Entries from a dataset
☆ ☆ ☆ ☆ ☆

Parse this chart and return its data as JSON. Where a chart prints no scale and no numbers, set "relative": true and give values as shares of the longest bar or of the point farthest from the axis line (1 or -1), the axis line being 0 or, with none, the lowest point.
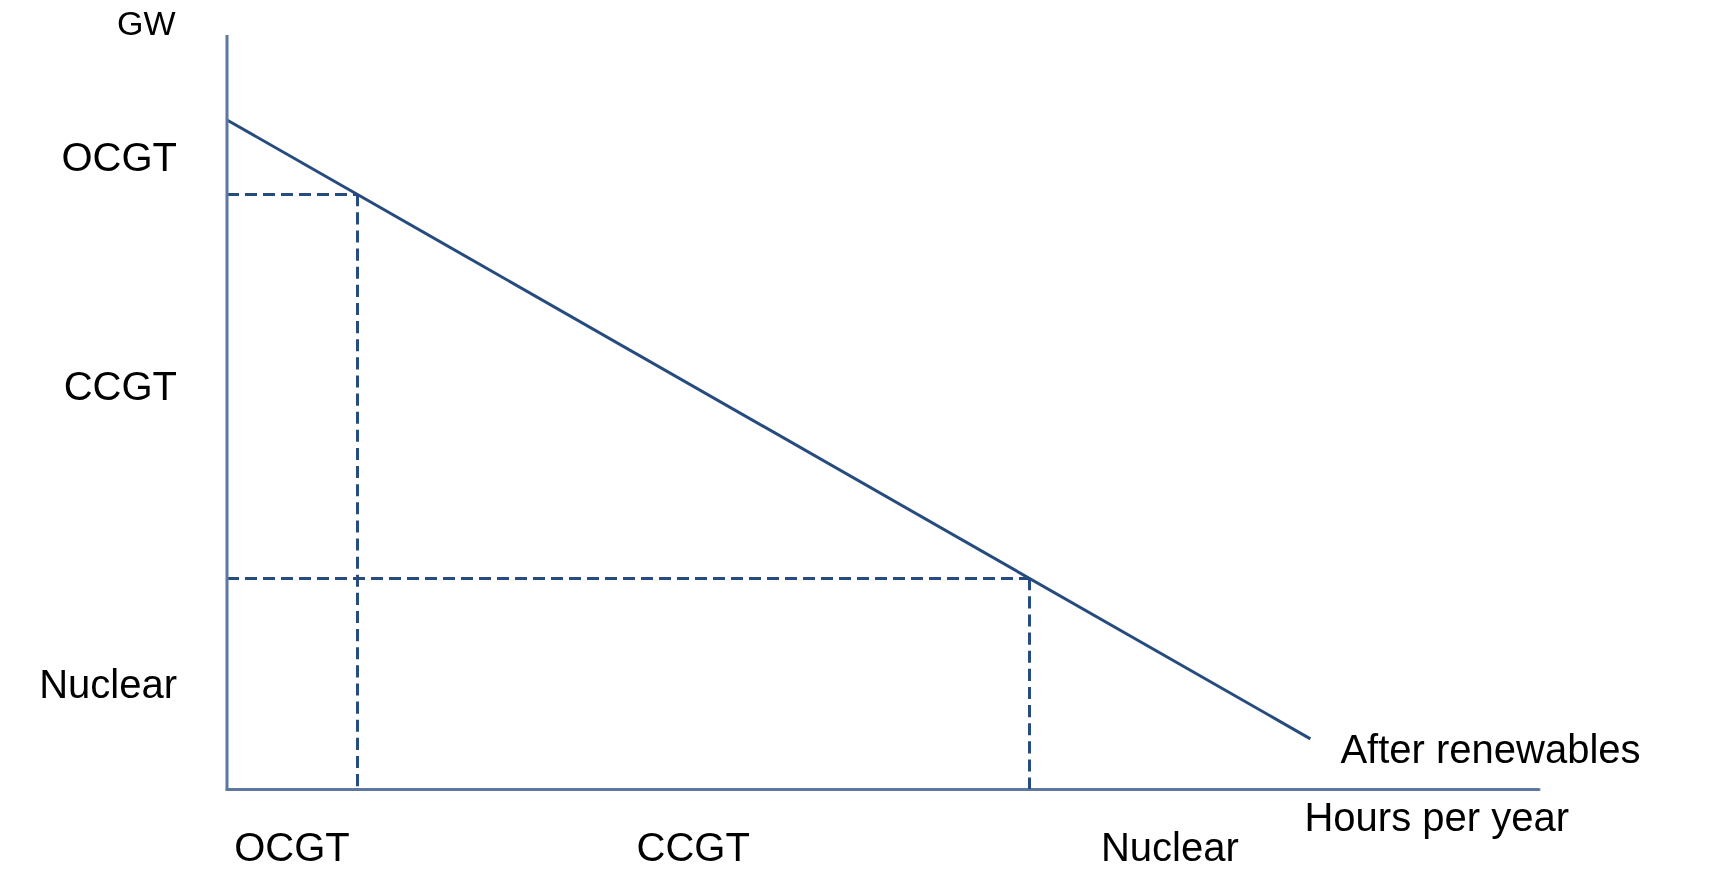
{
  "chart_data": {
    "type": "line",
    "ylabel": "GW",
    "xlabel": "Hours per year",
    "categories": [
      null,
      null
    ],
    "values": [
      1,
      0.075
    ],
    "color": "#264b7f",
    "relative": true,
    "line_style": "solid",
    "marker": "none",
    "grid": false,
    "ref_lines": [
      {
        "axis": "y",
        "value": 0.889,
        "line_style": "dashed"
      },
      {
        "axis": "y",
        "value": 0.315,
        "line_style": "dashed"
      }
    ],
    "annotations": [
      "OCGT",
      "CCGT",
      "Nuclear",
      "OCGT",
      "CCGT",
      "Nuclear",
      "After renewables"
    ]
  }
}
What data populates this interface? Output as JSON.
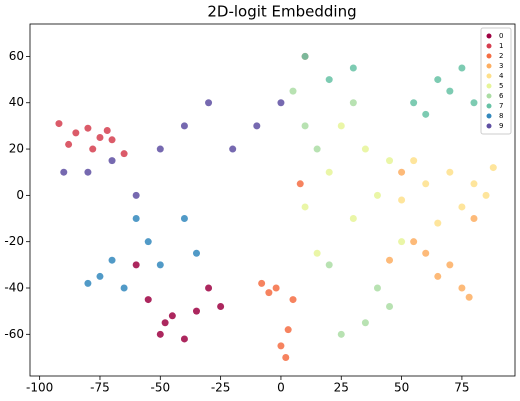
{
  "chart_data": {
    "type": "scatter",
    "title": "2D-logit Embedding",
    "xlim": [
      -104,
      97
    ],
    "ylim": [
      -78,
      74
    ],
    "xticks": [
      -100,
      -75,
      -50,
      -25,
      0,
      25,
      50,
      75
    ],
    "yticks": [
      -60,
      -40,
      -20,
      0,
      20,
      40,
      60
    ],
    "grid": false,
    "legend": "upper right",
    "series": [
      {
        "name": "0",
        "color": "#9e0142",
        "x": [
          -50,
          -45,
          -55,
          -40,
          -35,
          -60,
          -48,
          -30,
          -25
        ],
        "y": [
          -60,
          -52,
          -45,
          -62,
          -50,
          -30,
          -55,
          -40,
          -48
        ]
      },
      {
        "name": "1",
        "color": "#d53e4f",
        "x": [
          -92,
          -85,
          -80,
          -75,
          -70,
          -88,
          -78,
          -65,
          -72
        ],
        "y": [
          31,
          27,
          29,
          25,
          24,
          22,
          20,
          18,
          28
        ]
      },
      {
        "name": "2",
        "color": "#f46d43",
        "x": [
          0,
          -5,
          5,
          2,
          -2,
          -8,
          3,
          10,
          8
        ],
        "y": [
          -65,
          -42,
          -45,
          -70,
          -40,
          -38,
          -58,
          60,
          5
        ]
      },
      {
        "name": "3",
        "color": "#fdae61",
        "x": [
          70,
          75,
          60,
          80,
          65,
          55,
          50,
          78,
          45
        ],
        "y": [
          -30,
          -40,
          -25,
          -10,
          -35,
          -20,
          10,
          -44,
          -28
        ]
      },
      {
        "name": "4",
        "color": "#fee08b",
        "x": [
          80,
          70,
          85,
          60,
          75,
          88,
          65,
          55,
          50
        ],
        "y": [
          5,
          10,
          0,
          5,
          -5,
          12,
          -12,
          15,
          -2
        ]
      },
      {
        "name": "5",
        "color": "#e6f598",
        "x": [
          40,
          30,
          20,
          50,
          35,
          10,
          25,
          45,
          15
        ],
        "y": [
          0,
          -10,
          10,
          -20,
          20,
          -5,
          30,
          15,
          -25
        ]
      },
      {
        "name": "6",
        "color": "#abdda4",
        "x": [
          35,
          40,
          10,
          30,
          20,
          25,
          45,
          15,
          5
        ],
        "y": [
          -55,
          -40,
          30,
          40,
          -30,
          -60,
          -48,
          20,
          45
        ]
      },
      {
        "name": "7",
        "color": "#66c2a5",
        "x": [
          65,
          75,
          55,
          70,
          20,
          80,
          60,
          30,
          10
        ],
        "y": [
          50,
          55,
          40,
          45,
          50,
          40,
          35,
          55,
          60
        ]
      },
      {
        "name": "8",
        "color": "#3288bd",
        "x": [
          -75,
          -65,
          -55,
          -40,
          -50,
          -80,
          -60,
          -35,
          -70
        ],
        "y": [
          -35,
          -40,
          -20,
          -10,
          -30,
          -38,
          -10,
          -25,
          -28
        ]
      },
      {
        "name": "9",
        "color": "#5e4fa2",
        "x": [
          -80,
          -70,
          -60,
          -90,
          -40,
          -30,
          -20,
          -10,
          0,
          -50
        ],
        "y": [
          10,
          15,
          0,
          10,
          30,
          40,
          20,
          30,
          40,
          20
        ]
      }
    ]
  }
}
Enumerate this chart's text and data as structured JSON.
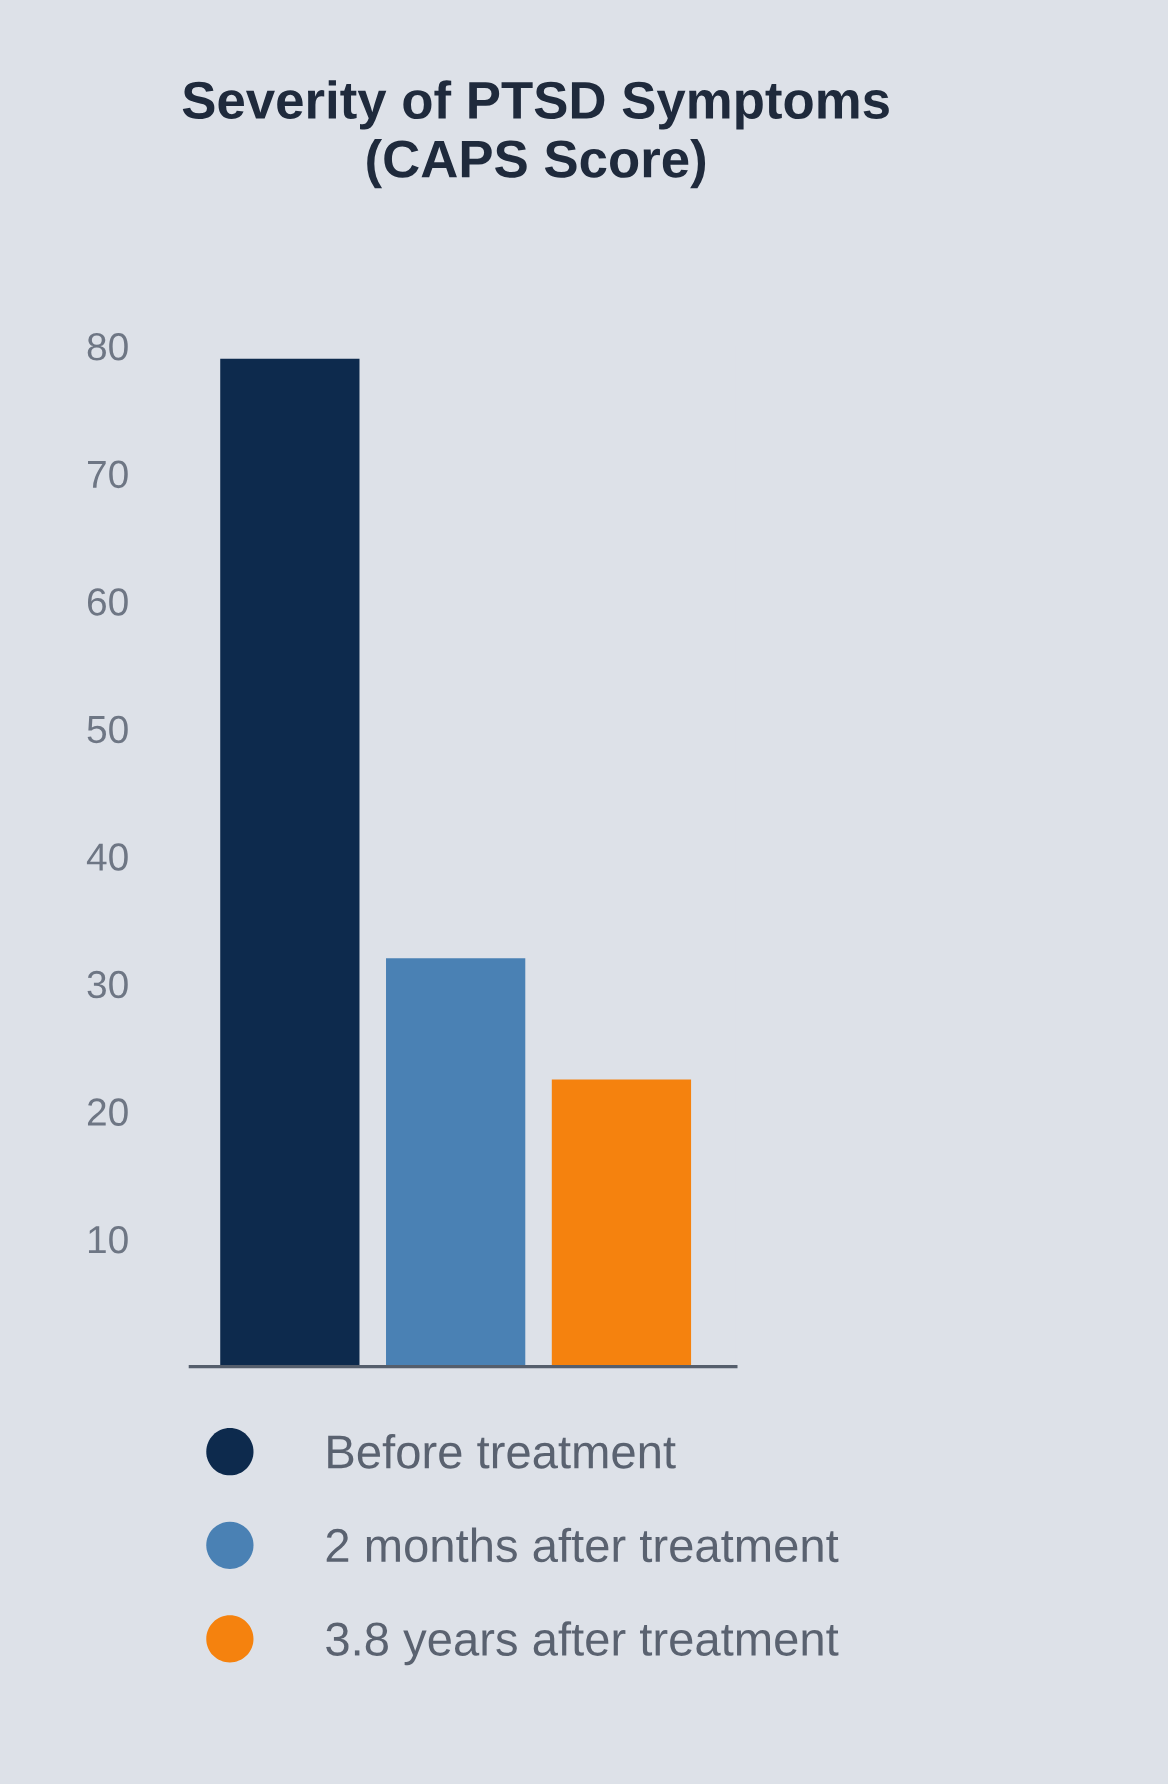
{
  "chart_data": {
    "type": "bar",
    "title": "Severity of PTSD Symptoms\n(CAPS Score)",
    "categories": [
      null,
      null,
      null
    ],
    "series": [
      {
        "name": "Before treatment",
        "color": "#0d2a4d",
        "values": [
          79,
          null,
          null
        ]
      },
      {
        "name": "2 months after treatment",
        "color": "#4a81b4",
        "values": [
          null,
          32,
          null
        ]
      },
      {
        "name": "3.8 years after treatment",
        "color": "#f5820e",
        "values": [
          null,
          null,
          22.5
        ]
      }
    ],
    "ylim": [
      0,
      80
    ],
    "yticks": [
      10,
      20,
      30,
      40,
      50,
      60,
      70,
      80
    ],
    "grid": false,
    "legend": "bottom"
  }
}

☆ ☆ ☆ ☆ ☆

### What to do
Can you repeat every record above exactly, apart from the pictures?

### Task response
Parse this chart and return its data as JSON. Where a chart prints no scale and no numbers, set "relative": true and give values as shares of the longest bar or of the point farthest from the axis line (1 or -1), the axis line being 0 or, with none, the lowest point.
{
  "chart_data": {
    "type": "line",
    "ylabel": "GW",
    "xlabel": "Hours per year",
    "categories": [
      null,
      null
    ],
    "values": [
      1,
      0.075
    ],
    "color": "#264b7f",
    "relative": true,
    "line_style": "solid",
    "marker": "none",
    "grid": false,
    "ref_lines": [
      {
        "axis": "y",
        "value": 0.889,
        "line_style": "dashed"
      },
      {
        "axis": "y",
        "value": 0.315,
        "line_style": "dashed"
      }
    ],
    "annotations": [
      "OCGT",
      "CCGT",
      "Nuclear",
      "OCGT",
      "CCGT",
      "Nuclear",
      "After renewables"
    ]
  }
}
What data populates this interface? Output as JSON.
{
  "chart_data": {
    "type": "scatter",
    "title": "2D-logit Embedding",
    "xlim": [
      -104,
      97
    ],
    "ylim": [
      -78,
      74
    ],
    "xticks": [
      -100,
      -75,
      -50,
      -25,
      0,
      25,
      50,
      75
    ],
    "yticks": [
      -60,
      -40,
      -20,
      0,
      20,
      40,
      60
    ],
    "grid": false,
    "legend": "upper right",
    "series": [
      {
        "name": "0",
        "color": "#9e0142",
        "x": [
          -50,
          -45,
          -55,
          -40,
          -35,
          -60,
          -48,
          -30,
          -25
        ],
        "y": [
          -60,
          -52,
          -45,
          -62,
          -50,
          -30,
          -55,
          -40,
          -48
        ]
      },
      {
        "name": "1",
        "color": "#d53e4f",
        "x": [
          -92,
          -85,
          -80,
          -75,
          -70,
          -88,
          -78,
          -65,
          -72
        ],
        "y": [
          31,
          27,
          29,
          25,
          24,
          22,
          20,
          18,
          28
        ]
      },
      {
        "name": "2",
        "color": "#f46d43",
        "x": [
          0,
          -5,
          5,
          2,
          -2,
          -8,
          3,
          10,
          8
        ],
        "y": [
          -65,
          -42,
          -45,
          -70,
          -40,
          -38,
          -58,
          60,
          5
        ]
      },
      {
        "name": "3",
        "color": "#fdae61",
        "x": [
          70,
          75,
          60,
          80,
          65,
          55,
          50,
          78,
          45
        ],
        "y": [
          -30,
          -40,
          -25,
          -10,
          -35,
          -20,
          10,
          -44,
          -28
        ]
      },
      {
        "name": "4",
        "color": "#fee08b",
        "x": [
          80,
          70,
          85,
          60,
          75,
          88,
          65,
          55,
          50
        ],
        "y": [
          5,
          10,
          0,
          5,
          -5,
          12,
          -12,
          15,
          -2
        ]
      },
      {
        "name": "5",
        "color": "#e6f598",
        "x": [
          40,
          30,
          20,
          50,
          35,
          10,
          25,
          45,
          15
        ],
        "y": [
          0,
          -10,
          10,
          -20,
          20,
          -5,
          30,
          15,
          -25
        ]
      },
      {
        "name": "6",
        "color": "#abdda4",
        "x": [
          35,
          40,
          10,
          30,
          20,
          25,
          45,
          15,
          5
        ],
        "y": [
          -55,
          -40,
          30,
          40,
          -30,
          -60,
          -48,
          20,
          45
        ]
      },
      {
        "name": "7",
        "color": "#66c2a5",
        "x": [
          65,
          75,
          55,
          70,
          20,
          80,
          60,
          30,
          10
        ],
        "y": [
          50,
          55,
          40,
          45,
          50,
          40,
          35,
          55,
          60
        ]
      },
      {
        "name": "8",
        "color": "#3288bd",
        "x": [
          -75,
          -65,
          -55,
          -40,
          -50,
          -80,
          -60,
          -35,
          -70
        ],
        "y": [
          -35,
          -40,
          -20,
          -10,
          -30,
          -38,
          -10,
          -25,
          -28
        ]
      },
      {
        "name": "9",
        "color": "#5e4fa2",
        "x": [
          -80,
          -70,
          -60,
          -90,
          -40,
          -30,
          -20,
          -10,
          0,
          -50
        ],
        "y": [
          10,
          15,
          0,
          10,
          30,
          40,
          20,
          30,
          40,
          20
        ]
      }
    ]
  }
}
Enumerate this chart's text and data as structured JSON.
{
  "chart_data": {
    "type": "bar",
    "title": "Severity of PTSD Symptoms\n(CAPS Score)",
    "categories": [
      null,
      null,
      null
    ],
    "series": [
      {
        "name": "Before treatment",
        "color": "#0d2a4d",
        "values": [
          79,
          null,
          null
        ]
      },
      {
        "name": "2 months after treatment",
        "color": "#4a81b4",
        "values": [
          null,
          32,
          null
        ]
      },
      {
        "name": "3.8 years after treatment",
        "color": "#f5820e",
        "values": [
          null,
          null,
          22.5
        ]
      }
    ],
    "ylim": [
      0,
      80
    ],
    "yticks": [
      10,
      20,
      30,
      40,
      50,
      60,
      70,
      80
    ],
    "grid": false,
    "legend": "bottom"
  }
}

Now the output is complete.